■ **What to do**
Output exactly, please, the lines of the records below from the one containing "Serialize everything readable" through the final line.

■ **Records to process**
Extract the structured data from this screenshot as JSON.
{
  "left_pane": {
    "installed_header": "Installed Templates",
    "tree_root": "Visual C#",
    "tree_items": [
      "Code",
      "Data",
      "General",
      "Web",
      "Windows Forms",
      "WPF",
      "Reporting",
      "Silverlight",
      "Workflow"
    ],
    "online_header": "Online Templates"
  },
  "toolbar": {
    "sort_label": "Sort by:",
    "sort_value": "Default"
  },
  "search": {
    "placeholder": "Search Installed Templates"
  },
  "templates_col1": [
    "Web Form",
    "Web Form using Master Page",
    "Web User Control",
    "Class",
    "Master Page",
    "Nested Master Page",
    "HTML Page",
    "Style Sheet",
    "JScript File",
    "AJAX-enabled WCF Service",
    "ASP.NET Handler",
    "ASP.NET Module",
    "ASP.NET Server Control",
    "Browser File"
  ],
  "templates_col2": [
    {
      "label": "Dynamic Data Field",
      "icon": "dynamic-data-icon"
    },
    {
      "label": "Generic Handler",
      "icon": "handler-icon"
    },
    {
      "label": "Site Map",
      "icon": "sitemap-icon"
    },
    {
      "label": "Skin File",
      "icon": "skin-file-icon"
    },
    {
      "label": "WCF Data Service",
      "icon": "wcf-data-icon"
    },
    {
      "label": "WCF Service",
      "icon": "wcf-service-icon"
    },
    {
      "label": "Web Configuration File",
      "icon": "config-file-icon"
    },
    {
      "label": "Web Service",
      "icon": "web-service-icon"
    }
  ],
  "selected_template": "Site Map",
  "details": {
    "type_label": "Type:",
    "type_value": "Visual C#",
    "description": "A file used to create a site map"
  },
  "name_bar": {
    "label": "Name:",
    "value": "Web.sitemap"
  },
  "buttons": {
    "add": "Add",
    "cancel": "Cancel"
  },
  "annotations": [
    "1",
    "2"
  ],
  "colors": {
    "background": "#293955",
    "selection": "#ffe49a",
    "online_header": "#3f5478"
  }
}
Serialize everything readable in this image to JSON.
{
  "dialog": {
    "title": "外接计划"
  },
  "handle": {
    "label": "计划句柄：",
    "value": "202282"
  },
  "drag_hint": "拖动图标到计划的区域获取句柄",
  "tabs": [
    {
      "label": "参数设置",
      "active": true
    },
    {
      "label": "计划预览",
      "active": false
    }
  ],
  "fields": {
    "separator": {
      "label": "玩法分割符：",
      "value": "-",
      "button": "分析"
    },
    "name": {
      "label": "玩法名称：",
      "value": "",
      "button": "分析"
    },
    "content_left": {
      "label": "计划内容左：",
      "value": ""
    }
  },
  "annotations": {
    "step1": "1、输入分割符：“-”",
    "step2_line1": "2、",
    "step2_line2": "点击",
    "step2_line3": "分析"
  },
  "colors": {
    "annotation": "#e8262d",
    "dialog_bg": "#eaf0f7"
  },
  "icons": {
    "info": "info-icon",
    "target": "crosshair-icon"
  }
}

■ **Exercise result**
Serialize everything readable in this image to JSON.
{
  "dialog": {
    "title": "外接计划"
  },
  "handle": {
    "label": "计划句柄：",
    "value": "202282"
  },
  "drag_hint": "拖动图标到计划的区域获取句柄",
  "tabs": [
    {
      "label": "参数设置",
      "active": true
    },
    {
      "label": "计划预览",
      "active": false
    }
  ],
  "fields": {
    "separator": {
      "label": "玩法分割符：",
      "value": "-",
      "button": "分析"
    },
    "name": {
      "label": "玩法名称：",
      "value": "",
      "button": "分析"
    },
    "content_left": {
      "label": "计划内容左：",
      "value": ""
    }
  },
  "annotations": {
    "step1": "1、输入分割符：“-”",
    "step2_line1": "2、",
    "step2_line2": "点击",
    "step2_line3": "分析"
  },
  "colors": {
    "annotation": "#e8262d",
    "dialog_bg": "#eaf0f7"
  },
  "icons": {
    "info": "info-icon",
    "target": "crosshair-icon"
  }
}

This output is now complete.